# [SHORT EXERCISE]
Write out every line below that includes the word "name".

=== DATASET EXTRACT ===

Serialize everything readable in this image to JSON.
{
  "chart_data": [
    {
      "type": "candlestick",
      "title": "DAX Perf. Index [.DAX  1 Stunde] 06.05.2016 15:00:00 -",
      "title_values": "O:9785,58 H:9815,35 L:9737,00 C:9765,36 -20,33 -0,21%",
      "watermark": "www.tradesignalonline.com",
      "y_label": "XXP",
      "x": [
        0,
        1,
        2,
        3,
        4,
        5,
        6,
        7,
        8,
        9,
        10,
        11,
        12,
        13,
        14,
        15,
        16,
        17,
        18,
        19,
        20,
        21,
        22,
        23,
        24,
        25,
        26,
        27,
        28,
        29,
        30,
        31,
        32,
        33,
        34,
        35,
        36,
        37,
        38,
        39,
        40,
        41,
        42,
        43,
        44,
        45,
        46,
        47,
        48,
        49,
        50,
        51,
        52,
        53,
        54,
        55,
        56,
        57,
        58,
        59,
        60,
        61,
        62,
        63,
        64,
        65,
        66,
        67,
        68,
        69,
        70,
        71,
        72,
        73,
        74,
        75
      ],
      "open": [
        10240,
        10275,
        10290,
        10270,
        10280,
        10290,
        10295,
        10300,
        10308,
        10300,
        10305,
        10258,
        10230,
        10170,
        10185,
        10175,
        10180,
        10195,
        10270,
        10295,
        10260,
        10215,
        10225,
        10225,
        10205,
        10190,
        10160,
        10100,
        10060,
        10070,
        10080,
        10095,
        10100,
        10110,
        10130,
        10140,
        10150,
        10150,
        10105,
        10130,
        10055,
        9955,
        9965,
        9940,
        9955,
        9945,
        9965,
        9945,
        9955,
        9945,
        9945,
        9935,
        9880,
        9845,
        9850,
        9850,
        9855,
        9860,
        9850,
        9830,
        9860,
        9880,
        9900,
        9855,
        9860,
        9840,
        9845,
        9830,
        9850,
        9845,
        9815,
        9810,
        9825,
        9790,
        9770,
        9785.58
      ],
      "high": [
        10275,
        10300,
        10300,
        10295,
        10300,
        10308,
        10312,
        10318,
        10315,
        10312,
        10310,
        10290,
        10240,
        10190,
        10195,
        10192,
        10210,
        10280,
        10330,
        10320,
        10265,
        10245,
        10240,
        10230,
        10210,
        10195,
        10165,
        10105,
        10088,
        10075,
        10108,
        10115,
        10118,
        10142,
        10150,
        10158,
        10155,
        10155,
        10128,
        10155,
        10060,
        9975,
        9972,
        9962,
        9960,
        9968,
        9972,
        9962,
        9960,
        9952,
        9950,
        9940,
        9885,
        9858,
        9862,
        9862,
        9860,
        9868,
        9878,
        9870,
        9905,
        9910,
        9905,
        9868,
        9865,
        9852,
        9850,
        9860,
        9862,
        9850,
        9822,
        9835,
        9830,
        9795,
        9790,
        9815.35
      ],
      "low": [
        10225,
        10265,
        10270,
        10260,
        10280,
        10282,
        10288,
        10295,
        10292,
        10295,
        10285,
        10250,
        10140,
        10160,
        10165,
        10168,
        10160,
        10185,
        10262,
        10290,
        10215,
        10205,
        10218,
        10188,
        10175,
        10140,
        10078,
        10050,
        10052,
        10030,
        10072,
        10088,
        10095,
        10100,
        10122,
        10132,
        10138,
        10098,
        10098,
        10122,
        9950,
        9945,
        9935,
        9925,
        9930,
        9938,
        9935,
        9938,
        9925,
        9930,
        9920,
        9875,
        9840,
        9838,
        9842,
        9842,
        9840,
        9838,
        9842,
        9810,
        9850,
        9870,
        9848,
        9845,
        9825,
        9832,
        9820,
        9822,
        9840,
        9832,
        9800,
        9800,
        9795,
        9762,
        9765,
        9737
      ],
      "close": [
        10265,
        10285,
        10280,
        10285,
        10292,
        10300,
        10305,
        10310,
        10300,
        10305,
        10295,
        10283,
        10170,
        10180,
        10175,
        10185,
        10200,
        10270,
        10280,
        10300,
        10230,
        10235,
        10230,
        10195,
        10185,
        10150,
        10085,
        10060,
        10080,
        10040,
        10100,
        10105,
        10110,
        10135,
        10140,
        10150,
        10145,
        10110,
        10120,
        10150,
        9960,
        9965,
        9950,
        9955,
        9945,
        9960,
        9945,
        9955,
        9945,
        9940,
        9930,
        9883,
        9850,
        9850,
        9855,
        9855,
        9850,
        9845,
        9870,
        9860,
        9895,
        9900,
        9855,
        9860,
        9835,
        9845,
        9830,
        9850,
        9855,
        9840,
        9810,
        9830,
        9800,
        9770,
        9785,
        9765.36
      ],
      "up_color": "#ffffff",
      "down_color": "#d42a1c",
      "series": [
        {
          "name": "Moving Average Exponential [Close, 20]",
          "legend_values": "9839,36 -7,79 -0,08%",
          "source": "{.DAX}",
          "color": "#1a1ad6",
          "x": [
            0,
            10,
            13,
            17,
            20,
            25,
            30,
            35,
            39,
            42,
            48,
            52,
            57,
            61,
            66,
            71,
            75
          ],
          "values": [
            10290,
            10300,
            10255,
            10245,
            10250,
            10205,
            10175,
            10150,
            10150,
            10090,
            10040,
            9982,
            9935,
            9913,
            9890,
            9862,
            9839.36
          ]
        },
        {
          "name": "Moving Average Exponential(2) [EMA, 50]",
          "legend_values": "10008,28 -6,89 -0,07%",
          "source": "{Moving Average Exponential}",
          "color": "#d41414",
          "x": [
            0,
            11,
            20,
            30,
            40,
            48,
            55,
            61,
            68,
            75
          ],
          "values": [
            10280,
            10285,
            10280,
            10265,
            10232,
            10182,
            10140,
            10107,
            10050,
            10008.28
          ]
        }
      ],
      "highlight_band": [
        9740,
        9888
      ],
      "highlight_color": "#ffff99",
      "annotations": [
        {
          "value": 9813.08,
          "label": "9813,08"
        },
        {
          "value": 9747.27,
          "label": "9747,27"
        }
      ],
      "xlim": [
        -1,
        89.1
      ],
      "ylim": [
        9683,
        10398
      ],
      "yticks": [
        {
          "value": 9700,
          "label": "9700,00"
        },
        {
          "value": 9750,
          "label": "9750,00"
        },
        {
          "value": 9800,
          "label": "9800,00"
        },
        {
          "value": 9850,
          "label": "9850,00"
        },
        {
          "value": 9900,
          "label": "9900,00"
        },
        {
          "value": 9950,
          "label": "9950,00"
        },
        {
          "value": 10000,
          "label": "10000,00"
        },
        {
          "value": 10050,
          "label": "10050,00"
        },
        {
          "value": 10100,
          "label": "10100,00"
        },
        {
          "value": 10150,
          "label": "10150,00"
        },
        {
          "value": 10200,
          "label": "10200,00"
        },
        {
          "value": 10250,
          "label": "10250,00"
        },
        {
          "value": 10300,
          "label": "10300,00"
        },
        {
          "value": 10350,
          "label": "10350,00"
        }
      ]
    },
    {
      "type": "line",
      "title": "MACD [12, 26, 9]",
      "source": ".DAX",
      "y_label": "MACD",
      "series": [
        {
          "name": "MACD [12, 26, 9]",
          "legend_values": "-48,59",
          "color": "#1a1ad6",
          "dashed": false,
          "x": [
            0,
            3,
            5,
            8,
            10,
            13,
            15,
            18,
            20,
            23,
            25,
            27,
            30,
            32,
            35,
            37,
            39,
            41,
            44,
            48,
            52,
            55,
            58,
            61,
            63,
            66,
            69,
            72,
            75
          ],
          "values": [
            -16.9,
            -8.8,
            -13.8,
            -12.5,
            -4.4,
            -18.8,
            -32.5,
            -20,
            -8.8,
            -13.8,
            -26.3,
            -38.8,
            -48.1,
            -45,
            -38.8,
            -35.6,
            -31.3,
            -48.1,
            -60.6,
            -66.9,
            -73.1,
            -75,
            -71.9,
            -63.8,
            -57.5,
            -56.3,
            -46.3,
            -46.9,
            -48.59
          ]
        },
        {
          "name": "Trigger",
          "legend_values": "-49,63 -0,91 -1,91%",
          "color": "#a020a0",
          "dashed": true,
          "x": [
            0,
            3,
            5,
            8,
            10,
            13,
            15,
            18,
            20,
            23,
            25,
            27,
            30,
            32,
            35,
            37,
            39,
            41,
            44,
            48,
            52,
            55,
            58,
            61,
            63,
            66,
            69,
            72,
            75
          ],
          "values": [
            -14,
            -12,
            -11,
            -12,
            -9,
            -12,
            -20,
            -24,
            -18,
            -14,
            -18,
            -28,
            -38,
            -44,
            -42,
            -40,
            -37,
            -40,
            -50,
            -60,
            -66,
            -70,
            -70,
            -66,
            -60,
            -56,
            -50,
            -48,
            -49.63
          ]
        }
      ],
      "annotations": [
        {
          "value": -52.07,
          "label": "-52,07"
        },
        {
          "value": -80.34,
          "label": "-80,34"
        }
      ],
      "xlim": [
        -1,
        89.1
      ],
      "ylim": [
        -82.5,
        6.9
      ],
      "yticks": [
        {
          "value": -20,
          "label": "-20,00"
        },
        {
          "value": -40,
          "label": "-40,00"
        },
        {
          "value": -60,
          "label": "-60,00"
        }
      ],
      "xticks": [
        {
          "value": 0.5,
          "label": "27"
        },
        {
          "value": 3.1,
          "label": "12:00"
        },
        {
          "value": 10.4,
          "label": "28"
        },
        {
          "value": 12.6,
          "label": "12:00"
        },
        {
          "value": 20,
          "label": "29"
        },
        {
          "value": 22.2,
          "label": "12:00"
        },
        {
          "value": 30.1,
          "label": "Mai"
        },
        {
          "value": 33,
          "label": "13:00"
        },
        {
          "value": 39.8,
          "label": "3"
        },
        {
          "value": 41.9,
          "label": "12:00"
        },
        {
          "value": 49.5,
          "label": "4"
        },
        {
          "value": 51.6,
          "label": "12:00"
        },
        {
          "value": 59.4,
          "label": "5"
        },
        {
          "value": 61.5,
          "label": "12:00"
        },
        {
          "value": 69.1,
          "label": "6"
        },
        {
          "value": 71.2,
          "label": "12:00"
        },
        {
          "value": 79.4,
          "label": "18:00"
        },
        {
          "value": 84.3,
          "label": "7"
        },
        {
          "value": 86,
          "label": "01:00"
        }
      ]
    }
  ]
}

===

# [TASK ANSWER]
          "name": "Moving Average Exponential [Close, 20]",
          "name": "Moving Average Exponential(2) [EMA, 50]",
          "name": "MACD [12, 26, 9]",
          "name": "Trigger",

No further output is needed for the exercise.